▸ **Task details**
Scan the data for "SOPAR" and copy the lines it appears in.

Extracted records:

-*-*-

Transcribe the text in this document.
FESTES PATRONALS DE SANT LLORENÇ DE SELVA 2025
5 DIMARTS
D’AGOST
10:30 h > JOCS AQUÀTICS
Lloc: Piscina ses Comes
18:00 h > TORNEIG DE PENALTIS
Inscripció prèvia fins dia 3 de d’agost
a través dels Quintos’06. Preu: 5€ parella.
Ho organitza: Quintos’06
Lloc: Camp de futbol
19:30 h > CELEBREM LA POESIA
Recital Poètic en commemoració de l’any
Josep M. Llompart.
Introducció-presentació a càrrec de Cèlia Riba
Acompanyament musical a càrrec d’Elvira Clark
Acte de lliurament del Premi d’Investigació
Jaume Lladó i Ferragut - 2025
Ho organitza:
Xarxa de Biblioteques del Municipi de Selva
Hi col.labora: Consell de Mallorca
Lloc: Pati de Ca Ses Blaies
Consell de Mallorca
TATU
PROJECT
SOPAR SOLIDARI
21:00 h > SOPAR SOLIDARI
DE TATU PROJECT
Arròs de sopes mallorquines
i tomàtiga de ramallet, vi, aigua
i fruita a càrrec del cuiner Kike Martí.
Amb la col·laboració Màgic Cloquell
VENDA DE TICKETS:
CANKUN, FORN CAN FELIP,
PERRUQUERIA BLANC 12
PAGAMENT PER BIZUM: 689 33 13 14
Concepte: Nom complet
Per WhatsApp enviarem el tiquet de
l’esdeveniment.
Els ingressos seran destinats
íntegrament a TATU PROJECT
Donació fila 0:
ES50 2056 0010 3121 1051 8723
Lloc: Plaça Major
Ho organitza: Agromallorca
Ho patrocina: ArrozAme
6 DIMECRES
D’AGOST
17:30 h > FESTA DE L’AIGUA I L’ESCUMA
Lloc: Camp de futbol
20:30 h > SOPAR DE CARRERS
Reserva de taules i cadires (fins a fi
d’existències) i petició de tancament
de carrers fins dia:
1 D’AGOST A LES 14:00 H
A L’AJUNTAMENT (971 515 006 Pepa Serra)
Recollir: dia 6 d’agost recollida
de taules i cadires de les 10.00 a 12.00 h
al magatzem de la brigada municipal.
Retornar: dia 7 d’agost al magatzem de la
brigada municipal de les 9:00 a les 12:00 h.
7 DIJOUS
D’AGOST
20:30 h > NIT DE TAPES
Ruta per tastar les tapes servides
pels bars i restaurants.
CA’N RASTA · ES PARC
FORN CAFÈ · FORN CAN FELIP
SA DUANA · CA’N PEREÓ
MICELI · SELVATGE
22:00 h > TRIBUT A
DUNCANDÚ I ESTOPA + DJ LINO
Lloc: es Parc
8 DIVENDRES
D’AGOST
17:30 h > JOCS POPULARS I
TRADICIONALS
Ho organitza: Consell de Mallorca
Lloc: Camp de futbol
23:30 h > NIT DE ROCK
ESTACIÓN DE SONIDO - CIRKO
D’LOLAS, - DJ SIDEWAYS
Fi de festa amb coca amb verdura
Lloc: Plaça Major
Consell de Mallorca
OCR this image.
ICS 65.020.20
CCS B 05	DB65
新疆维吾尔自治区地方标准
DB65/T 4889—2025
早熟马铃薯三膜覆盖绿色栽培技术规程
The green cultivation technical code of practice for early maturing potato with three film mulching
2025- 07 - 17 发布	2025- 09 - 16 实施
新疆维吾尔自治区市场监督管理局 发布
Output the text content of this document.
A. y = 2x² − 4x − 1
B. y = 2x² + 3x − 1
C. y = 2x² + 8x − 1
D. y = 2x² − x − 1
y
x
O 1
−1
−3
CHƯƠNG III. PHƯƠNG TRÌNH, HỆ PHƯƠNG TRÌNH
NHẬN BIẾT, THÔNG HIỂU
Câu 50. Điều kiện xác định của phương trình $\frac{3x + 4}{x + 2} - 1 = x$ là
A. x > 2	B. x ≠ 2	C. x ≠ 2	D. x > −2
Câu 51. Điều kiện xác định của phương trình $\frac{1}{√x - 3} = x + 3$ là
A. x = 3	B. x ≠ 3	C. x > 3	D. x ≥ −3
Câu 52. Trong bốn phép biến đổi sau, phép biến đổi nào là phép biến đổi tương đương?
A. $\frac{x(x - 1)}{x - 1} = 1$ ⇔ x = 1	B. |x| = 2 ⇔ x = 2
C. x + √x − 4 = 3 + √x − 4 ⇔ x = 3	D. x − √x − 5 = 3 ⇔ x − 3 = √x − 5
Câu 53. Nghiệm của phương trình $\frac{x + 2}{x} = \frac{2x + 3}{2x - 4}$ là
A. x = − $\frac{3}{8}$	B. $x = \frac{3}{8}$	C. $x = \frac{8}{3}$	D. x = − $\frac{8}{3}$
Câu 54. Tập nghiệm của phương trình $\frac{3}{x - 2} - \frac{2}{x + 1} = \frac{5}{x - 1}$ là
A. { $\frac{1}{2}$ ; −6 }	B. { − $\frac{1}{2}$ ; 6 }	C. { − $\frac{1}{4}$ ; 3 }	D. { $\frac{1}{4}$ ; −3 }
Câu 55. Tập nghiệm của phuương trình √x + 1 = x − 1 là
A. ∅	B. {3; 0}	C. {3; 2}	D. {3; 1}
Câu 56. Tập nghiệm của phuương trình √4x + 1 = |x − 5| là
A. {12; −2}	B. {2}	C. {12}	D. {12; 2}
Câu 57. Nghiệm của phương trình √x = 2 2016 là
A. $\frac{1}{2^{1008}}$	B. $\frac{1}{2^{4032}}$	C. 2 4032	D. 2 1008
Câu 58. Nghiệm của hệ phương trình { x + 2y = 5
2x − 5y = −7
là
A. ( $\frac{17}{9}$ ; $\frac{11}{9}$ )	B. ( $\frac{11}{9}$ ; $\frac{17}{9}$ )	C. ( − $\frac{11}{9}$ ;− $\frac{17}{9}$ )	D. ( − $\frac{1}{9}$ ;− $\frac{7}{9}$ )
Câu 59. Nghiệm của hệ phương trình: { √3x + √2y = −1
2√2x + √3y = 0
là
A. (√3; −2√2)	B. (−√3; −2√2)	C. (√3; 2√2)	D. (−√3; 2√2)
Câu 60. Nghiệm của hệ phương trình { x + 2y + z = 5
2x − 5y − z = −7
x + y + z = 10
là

-*-*-

▸ **Expected answer**
SOPAR SOLIDARI
21:00 h > SOPAR SOLIDARI
20:30 h > SOPAR DE CARRERS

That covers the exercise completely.